- **EXERCISE GOAL**
Copy each line below that includes "январе".
= = = = =
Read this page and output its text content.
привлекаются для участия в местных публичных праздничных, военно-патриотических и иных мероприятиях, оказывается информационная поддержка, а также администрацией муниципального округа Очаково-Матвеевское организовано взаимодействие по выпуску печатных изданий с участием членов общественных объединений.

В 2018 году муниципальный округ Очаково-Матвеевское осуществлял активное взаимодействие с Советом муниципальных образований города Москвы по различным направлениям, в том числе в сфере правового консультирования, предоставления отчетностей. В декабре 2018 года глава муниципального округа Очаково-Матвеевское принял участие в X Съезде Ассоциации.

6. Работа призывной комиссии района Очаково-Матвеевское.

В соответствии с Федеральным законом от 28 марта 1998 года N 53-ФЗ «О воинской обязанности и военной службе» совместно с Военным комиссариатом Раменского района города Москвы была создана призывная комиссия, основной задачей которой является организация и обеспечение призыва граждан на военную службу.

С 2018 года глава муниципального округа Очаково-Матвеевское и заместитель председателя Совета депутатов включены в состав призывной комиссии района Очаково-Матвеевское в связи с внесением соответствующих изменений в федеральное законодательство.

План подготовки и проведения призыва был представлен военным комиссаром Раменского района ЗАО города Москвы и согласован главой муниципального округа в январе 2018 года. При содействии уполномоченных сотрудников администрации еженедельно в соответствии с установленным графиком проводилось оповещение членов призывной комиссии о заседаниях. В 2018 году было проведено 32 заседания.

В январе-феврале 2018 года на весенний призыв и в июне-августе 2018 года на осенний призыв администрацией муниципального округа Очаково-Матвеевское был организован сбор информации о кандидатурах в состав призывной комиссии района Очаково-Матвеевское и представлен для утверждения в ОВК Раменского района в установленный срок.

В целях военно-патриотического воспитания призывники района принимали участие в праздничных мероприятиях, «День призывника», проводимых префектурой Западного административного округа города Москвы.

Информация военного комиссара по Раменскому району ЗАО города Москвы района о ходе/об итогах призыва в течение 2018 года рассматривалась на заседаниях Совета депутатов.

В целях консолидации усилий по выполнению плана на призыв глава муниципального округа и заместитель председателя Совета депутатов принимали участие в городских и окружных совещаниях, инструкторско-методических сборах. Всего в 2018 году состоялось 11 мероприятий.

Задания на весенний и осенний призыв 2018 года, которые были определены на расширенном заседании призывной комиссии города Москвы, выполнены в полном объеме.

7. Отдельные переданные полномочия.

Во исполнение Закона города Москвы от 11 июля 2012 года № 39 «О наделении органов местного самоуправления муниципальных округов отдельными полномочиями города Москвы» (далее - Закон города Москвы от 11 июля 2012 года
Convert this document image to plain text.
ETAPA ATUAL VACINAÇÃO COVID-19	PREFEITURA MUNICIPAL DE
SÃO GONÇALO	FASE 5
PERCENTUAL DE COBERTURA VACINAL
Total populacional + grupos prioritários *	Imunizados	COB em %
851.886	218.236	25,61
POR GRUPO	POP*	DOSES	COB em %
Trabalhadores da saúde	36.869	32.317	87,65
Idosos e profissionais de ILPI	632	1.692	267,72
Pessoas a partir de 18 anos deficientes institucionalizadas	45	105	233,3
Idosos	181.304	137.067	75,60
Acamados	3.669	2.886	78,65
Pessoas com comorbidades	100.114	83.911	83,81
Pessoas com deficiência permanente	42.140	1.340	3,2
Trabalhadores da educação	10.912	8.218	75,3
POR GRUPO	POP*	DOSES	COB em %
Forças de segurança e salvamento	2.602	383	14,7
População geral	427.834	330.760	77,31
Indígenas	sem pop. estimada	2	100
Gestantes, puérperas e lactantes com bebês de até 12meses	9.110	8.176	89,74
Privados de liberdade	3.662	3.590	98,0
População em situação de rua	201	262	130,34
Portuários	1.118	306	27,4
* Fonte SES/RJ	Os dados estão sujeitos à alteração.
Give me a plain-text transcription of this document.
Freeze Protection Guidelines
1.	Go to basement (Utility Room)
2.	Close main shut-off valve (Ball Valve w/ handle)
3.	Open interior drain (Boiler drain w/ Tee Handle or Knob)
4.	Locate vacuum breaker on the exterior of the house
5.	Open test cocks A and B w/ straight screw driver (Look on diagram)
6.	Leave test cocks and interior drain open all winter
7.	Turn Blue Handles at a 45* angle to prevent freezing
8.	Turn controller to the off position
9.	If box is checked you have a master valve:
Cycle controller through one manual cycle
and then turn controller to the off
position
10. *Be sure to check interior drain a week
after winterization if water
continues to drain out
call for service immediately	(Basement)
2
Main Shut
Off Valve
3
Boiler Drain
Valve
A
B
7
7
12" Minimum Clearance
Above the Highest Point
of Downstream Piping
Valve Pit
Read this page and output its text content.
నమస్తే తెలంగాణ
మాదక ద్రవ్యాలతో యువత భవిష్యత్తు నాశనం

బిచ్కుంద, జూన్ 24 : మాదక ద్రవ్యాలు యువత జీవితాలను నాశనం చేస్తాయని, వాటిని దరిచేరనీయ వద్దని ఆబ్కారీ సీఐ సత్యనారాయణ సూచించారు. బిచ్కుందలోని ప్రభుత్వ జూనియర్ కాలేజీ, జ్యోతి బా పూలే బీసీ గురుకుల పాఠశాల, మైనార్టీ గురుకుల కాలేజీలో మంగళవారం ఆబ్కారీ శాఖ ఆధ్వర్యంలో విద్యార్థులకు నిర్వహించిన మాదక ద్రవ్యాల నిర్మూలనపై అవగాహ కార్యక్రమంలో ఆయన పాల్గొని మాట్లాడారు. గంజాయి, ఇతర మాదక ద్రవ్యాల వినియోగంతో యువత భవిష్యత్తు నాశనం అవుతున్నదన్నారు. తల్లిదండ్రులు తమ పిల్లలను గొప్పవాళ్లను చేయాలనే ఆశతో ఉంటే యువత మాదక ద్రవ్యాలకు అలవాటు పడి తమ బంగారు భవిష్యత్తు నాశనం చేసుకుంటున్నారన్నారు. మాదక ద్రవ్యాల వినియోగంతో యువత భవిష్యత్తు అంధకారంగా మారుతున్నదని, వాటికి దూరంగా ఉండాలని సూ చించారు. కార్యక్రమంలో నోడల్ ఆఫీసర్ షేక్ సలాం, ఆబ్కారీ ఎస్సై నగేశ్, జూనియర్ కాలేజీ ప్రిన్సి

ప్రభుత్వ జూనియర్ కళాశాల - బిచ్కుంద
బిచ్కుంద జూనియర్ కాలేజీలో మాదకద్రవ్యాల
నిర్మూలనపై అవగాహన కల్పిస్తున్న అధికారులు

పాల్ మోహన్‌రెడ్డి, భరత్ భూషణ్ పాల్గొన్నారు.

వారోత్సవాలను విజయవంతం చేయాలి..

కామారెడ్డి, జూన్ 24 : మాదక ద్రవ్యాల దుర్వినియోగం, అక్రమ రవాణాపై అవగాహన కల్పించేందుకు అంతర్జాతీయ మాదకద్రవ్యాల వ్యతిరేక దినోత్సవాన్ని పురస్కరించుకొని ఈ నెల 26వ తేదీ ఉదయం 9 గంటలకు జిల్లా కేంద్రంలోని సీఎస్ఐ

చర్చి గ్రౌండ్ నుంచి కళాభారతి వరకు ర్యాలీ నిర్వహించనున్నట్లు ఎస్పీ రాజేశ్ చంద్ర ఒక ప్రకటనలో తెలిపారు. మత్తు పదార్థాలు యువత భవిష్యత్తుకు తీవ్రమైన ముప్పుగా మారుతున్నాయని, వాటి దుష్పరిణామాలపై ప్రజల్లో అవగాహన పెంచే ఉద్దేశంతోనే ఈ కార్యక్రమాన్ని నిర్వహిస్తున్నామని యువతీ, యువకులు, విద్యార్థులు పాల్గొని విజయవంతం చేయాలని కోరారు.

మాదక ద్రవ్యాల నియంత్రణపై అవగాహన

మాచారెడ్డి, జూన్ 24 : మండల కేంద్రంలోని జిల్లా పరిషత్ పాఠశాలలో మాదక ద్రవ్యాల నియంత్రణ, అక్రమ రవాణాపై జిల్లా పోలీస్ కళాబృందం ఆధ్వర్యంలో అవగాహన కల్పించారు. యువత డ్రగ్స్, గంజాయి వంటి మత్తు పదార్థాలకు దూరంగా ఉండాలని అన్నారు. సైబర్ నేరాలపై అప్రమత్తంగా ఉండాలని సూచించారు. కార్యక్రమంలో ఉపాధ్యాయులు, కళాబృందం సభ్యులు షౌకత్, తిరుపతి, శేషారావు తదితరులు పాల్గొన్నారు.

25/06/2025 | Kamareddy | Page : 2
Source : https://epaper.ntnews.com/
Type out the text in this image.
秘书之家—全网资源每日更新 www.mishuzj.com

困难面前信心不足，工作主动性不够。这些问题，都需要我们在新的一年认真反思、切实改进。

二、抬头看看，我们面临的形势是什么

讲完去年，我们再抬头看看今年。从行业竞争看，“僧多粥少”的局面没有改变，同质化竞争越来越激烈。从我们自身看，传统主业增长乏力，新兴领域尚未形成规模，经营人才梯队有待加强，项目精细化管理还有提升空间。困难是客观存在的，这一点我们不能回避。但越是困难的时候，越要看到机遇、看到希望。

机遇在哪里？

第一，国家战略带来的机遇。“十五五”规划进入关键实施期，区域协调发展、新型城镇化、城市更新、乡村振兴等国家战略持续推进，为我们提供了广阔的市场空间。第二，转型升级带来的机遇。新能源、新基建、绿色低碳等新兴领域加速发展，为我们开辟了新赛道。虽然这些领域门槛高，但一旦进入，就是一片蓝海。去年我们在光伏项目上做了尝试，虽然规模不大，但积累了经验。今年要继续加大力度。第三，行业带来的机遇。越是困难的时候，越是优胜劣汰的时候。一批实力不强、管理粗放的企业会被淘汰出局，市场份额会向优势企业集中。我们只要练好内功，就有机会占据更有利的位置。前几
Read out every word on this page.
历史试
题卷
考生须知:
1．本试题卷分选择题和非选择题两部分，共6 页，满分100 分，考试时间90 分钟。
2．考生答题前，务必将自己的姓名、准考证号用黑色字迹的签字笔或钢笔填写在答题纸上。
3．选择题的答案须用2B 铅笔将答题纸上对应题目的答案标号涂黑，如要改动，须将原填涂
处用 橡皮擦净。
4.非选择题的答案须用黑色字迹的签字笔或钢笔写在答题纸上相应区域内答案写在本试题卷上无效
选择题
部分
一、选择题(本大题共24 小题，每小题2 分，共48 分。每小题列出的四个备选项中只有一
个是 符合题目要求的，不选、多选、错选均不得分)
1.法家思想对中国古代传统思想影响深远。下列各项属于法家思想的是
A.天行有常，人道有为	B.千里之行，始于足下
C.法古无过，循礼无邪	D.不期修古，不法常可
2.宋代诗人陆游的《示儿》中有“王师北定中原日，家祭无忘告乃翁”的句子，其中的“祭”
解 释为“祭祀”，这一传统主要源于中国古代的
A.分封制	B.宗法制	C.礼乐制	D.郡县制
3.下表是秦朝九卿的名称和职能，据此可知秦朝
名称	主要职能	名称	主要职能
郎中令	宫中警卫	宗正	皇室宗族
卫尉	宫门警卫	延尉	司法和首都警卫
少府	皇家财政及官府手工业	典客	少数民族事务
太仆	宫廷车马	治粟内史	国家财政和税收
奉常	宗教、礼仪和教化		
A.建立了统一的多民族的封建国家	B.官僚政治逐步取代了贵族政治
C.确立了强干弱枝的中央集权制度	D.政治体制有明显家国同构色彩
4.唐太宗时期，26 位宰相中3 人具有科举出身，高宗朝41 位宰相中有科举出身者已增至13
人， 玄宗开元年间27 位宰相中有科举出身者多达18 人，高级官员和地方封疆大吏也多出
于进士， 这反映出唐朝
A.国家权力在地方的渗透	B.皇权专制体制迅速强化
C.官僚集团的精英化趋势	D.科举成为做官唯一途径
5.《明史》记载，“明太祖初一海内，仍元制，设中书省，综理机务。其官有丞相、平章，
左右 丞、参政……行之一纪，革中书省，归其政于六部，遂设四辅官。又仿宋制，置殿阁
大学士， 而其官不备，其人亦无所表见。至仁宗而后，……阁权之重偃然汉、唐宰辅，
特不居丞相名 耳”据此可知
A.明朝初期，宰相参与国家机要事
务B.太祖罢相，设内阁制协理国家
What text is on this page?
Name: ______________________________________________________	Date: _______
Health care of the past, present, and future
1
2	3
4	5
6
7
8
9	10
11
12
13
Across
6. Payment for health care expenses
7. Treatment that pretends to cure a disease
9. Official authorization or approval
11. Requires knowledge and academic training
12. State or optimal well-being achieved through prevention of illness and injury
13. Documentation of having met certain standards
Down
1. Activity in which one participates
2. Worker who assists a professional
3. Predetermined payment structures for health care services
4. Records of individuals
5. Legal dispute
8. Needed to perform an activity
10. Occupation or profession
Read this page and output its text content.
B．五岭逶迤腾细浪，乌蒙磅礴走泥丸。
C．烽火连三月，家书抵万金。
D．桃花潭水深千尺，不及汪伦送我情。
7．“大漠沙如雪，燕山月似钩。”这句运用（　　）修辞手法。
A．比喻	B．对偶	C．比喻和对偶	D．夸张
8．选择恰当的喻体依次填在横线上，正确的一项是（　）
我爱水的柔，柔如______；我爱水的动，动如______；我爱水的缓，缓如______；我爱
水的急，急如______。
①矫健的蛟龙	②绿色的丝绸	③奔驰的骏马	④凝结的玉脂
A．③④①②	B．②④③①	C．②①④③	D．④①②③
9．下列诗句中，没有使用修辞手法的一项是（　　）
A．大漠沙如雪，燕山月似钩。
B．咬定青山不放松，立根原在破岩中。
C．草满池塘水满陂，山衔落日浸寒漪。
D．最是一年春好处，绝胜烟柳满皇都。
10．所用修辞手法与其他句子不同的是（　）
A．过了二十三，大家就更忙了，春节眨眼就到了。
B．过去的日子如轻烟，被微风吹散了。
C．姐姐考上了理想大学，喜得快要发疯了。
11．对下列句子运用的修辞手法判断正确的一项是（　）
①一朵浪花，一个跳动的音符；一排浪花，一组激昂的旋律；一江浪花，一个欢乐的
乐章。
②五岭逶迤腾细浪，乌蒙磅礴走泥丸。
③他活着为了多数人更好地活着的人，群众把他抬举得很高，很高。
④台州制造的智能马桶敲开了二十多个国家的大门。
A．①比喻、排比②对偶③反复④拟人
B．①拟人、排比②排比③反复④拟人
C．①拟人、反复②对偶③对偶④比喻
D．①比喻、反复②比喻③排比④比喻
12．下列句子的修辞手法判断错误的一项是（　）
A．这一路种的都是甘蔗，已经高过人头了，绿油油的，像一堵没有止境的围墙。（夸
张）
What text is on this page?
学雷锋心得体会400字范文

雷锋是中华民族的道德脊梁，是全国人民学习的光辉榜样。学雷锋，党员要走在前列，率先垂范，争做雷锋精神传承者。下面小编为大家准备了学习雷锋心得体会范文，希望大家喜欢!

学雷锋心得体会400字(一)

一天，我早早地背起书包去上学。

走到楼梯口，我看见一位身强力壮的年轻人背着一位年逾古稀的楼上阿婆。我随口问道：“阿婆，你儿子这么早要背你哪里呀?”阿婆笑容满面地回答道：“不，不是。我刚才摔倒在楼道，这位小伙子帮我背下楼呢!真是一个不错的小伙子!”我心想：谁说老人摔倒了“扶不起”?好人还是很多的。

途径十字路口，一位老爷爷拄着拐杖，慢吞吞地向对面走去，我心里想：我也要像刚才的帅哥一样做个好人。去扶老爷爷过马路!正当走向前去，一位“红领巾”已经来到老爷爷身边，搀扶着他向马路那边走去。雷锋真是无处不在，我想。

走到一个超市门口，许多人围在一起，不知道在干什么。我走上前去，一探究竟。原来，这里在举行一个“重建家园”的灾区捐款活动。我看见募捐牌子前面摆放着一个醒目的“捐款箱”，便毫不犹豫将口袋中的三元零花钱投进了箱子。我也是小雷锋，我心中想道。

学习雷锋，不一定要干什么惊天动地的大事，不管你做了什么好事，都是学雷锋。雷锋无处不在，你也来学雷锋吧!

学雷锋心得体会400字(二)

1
= = = = =
- **EXPECTED ANSWER**
План подготовки и проведения призыва был представлен военным комиссаром Раменского района ЗАО города Москвы и согласован главой муниципального округа в январе 2018 года. При содействии уполномоченных сотрудников администрации еженедельно в соответствии с установленным графиком проводилось оповещение членов призывной комиссии о заседаниях. В 2018 году было проведено 32 заседания.
В январе-феврале 2018 года на весенний призыв и в июне-августе 2018 года на осенний призыв администрацией муниципального округа Очаково-Матвеевское был организован сбор информации о кандидатурах в состав призывной комиссии района Очаково-Матвеевское и представлен для утверждения в ОВК Раменского района в установленный срок.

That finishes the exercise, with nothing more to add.